WRITTEN PROBLEM: Copy the data below exactly.

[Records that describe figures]
****************************************
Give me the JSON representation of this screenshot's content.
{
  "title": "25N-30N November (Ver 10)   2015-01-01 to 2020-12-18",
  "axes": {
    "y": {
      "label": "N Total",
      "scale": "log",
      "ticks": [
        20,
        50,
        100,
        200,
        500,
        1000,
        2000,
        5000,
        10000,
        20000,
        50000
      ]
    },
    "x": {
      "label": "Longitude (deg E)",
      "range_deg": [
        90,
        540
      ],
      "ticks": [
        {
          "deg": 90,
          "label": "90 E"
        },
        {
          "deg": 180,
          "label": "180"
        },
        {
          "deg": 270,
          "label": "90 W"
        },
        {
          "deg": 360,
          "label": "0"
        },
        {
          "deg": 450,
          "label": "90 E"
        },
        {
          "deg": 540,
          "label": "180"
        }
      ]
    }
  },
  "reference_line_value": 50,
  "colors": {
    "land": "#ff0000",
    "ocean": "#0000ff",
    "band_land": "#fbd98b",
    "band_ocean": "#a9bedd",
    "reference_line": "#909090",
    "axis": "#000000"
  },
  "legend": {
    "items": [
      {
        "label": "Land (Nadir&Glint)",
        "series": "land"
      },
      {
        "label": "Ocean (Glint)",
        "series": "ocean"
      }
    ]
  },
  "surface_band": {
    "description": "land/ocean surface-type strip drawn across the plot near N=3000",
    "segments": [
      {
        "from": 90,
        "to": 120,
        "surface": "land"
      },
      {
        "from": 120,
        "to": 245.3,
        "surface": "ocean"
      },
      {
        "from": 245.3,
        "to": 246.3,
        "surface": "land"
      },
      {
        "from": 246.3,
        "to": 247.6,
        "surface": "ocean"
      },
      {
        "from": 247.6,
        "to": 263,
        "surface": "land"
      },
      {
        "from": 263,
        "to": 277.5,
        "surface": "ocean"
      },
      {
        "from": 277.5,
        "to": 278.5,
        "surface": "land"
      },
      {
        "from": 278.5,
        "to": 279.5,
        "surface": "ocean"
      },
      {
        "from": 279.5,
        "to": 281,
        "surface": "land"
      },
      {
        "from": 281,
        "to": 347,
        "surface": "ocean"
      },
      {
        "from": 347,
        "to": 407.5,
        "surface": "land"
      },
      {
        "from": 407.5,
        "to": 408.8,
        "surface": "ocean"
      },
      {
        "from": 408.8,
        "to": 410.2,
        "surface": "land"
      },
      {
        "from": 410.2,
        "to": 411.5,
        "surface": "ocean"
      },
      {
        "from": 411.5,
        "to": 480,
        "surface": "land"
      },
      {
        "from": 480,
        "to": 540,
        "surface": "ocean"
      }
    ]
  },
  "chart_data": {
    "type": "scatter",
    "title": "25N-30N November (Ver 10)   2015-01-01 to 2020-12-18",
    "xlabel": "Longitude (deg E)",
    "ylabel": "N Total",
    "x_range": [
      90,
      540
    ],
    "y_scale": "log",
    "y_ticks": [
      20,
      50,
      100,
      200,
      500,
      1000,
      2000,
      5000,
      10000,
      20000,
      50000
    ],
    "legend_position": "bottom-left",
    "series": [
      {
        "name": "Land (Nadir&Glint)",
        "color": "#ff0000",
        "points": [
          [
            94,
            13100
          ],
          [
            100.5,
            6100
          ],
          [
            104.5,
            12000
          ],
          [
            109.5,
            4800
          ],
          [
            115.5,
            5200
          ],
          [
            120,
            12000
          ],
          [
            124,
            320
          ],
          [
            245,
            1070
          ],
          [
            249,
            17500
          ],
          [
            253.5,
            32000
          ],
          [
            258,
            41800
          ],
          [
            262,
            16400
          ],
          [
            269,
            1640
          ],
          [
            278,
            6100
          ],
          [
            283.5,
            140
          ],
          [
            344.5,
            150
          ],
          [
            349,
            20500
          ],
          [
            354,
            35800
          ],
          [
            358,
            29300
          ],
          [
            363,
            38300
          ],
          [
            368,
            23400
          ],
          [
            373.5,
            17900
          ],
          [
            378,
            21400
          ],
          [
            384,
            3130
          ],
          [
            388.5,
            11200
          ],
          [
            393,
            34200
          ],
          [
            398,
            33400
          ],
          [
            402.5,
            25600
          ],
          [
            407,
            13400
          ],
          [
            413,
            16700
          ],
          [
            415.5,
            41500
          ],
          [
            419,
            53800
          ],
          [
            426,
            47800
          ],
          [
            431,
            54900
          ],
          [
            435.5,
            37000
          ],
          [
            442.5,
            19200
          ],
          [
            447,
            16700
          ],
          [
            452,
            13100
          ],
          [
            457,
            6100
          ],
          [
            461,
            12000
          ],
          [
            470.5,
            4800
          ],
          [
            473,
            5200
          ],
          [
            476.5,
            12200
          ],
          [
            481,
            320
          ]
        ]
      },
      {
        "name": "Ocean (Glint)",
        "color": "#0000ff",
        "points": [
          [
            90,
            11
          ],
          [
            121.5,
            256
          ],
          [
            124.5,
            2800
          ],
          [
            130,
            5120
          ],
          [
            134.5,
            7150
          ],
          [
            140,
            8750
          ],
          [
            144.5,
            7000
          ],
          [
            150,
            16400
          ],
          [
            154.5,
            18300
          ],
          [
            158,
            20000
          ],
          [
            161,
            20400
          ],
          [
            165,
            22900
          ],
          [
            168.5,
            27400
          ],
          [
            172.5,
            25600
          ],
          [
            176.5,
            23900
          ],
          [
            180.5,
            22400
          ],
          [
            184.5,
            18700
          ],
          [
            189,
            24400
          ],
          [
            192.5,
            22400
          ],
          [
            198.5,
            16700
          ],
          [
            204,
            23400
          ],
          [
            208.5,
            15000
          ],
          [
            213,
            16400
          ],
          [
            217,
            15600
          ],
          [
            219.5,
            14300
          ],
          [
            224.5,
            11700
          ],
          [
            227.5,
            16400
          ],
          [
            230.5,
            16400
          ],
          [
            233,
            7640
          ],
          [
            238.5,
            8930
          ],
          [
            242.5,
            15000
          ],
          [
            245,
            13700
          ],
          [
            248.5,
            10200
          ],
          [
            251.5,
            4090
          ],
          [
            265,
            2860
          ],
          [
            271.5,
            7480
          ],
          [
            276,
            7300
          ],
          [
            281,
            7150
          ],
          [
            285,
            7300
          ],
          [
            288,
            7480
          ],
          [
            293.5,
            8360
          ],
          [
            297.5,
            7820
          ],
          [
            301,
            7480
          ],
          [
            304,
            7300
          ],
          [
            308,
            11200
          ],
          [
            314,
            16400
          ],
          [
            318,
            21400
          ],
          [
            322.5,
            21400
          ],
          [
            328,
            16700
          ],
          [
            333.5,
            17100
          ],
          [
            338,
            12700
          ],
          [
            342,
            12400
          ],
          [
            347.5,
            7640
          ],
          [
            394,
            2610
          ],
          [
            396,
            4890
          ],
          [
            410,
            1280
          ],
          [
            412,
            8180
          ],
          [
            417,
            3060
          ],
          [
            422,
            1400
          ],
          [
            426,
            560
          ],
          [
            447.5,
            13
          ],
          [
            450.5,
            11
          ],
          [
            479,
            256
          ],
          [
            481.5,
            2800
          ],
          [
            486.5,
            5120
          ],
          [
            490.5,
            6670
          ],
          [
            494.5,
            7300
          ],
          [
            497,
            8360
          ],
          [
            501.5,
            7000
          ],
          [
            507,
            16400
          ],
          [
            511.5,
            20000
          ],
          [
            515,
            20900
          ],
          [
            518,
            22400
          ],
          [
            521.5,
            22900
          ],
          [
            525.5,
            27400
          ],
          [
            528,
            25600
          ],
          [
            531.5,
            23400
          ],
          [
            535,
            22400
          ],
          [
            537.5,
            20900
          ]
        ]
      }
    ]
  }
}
****************************************
TASK ANSWER:
Give me the JSON representation of this screenshot's content.
{
  "title": "25N-30N November (Ver 10)   2015-01-01 to 2020-12-18",
  "axes": {
    "y": {
      "label": "N Total",
      "scale": "log",
      "ticks": [
        20,
        50,
        100,
        200,
        500,
        1000,
        2000,
        5000,
        10000,
        20000,
        50000
      ]
    },
    "x": {
      "label": "Longitude (deg E)",
      "range_deg": [
        90,
        540
      ],
      "ticks": [
        {
          "deg": 90,
          "label": "90 E"
        },
        {
          "deg": 180,
          "label": "180"
        },
        {
          "deg": 270,
          "label": "90 W"
        },
        {
          "deg": 360,
          "label": "0"
        },
        {
          "deg": 450,
          "label": "90 E"
        },
        {
          "deg": 540,
          "label": "180"
        }
      ]
    }
  },
  "reference_line_value": 50,
  "colors": {
    "land": "#ff0000",
    "ocean": "#0000ff",
    "band_land": "#fbd98b",
    "band_ocean": "#a9bedd",
    "reference_line": "#909090",
    "axis": "#000000"
  },
  "legend": {
    "items": [
      {
        "label": "Land (Nadir&Glint)",
        "series": "land"
      },
      {
        "label": "Ocean (Glint)",
        "series": "ocean"
      }
    ]
  },
  "surface_band": {
    "description": "land/ocean surface-type strip drawn across the plot near N=3000",
    "segments": [
      {
        "from": 90,
        "to": 120,
        "surface": "land"
      },
      {
        "from": 120,
        "to": 245.3,
        "surface": "ocean"
      },
      {
        "from": 245.3,
        "to": 246.3,
        "surface": "land"
      },
      {
        "from": 246.3,
        "to": 247.6,
        "surface": "ocean"
      },
      {
        "from": 247.6,
        "to": 263,
        "surface": "land"
      },
      {
        "from": 263,
        "to": 277.5,
        "surface": "ocean"
      },
      {
        "from": 277.5,
        "to": 278.5,
        "surface": "land"
      },
      {
        "from": 278.5,
        "to": 279.5,
        "surface": "ocean"
      },
      {
        "from": 279.5,
        "to": 281,
        "surface": "land"
      },
      {
        "from": 281,
        "to": 347,
        "surface": "ocean"
      },
      {
        "from": 347,
        "to": 407.5,
        "surface": "land"
      },
      {
        "from": 407.5,
        "to": 408.8,
        "surface": "ocean"
      },
      {
        "from": 408.8,
        "to": 410.2,
        "surface": "land"
      },
      {
        "from": 410.2,
        "to": 411.5,
        "surface": "ocean"
      },
      {
        "from": 411.5,
        "to": 480,
        "surface": "land"
      },
      {
        "from": 480,
        "to": 540,
        "surface": "ocean"
      }
    ]
  },
  "chart_data": {
    "type": "scatter",
    "title": "25N-30N November (Ver 10)   2015-01-01 to 2020-12-18",
    "xlabel": "Longitude (deg E)",
    "ylabel": "N Total",
    "x_range": [
      90,
      540
    ],
    "y_scale": "log",
    "y_ticks": [
      20,
      50,
      100,
      200,
      500,
      1000,
      2000,
      5000,
      10000,
      20000,
      50000
    ],
    "legend_position": "bottom-left",
    "series": [
      {
        "name": "Land (Nadir&Glint)",
        "color": "#ff0000",
        "points": [
          [
            94,
            13100
          ],
          [
            100.5,
            6100
          ],
          [
            104.5,
            12000
          ],
          [
            109.5,
            4800
          ],
          [
            115.5,
            5200
          ],
          [
            120,
            12000
          ],
          [
            124,
            320
          ],
          [
            245,
            1070
          ],
          [
            249,
            17500
          ],
          [
            253.5,
            32000
          ],
          [
            258,
            41800
          ],
          [
            262,
            16400
          ],
          [
            269,
            1640
          ],
          [
            278,
            6100
          ],
          [
            283.5,
            140
          ],
          [
            344.5,
            150
          ],
          [
            349,
            20500
          ],
          [
            354,
            35800
          ],
          [
            358,
            29300
          ],
          [
            363,
            38300
          ],
          [
            368,
            23400
          ],
          [
            373.5,
            17900
          ],
          [
            378,
            21400
          ],
          [
            384,
            3130
          ],
          [
            388.5,
            11200
          ],
          [
            393,
            34200
          ],
          [
            398,
            33400
          ],
          [
            402.5,
            25600
          ],
          [
            407,
            13400
          ],
          [
            413,
            16700
          ],
          [
            415.5,
            41500
          ],
          [
            419,
            53800
          ],
          [
            426,
            47800
          ],
          [
            431,
            54900
          ],
          [
            435.5,
            37000
          ],
          [
            442.5,
            19200
          ],
          [
            447,
            16700
          ],
          [
            452,
            13100
          ],
          [
            457,
            6100
          ],
          [
            461,
            12000
          ],
          [
            470.5,
            4800
          ],
          [
            473,
            5200
          ],
          [
            476.5,
            12200
          ],
          [
            481,
            320
          ]
        ]
      },
      {
        "name": "Ocean (Glint)",
        "color": "#0000ff",
        "points": [
          [
            90,
            11
          ],
          [
            121.5,
            256
          ],
          [
            124.5,
            2800
          ],
          [
            130,
            5120
          ],
          [
            134.5,
            7150
          ],
          [
            140,
            8750
          ],
          [
            144.5,
            7000
          ],
          [
            150,
            16400
          ],
          [
            154.5,
            18300
          ],
          [
            158,
            20000
          ],
          [
            161,
            20400
          ],
          [
            165,
            22900
          ],
          [
            168.5,
            27400
          ],
          [
            172.5,
            25600
          ],
          [
            176.5,
            23900
          ],
          [
            180.5,
            22400
          ],
          [
            184.5,
            18700
          ],
          [
            189,
            24400
          ],
          [
            192.5,
            22400
          ],
          [
            198.5,
            16700
          ],
          [
            204,
            23400
          ],
          [
            208.5,
            15000
          ],
          [
            213,
            16400
          ],
          [
            217,
            15600
          ],
          [
            219.5,
            14300
          ],
          [
            224.5,
            11700
          ],
          [
            227.5,
            16400
          ],
          [
            230.5,
            16400
          ],
          [
            233,
            7640
          ],
          [
            238.5,
            8930
          ],
          [
            242.5,
            15000
          ],
          [
            245,
            13700
          ],
          [
            248.5,
            10200
          ],
          [
            251.5,
            4090
          ],
          [
            265,
            2860
          ],
          [
            271.5,
            7480
          ],
          [
            276,
            7300
          ],
          [
            281,
            7150
          ],
          [
            285,
            7300
          ],
          [
            288,
            7480
          ],
          [
            293.5,
            8360
          ],
          [
            297.5,
            7820
          ],
          [
            301,
            7480
          ],
          [
            304,
            7300
          ],
          [
            308,
            11200
          ],
          [
            314,
            16400
          ],
          [
            318,
            21400
          ],
          [
            322.5,
            21400
          ],
          [
            328,
            16700
          ],
          [
            333.5,
            17100
          ],
          [
            338,
            12700
          ],
          [
            342,
            12400
          ],
          [
            347.5,
            7640
          ],
          [
            394,
            2610
          ],
          [
            396,
            4890
          ],
          [
            410,
            1280
          ],
          [
            412,
            8180
          ],
          [
            417,
            3060
          ],
          [
            422,
            1400
          ],
          [
            426,
            560
          ],
          [
            447.5,
            13
          ],
          [
            450.5,
            11
          ],
          [
            479,
            256
          ],
          [
            481.5,
            2800
          ],
          [
            486.5,
            5120
          ],
          [
            490.5,
            6670
          ],
          [
            494.5,
            7300
          ],
          [
            497,
            8360
          ],
          [
            501.5,
            7000
          ],
          [
            507,
            16400
          ],
          [
            511.5,
            20000
          ],
          [
            515,
            20900
          ],
          [
            518,
            22400
          ],
          [
            521.5,
            22900
          ],
          [
            525.5,
            27400
          ],
          [
            528,
            25600
          ],
          [
            531.5,
            23400
          ],
          [
            535,
            22400
          ],
          [
            537.5,
            20900
          ]
        ]
      }
    ]
  }
}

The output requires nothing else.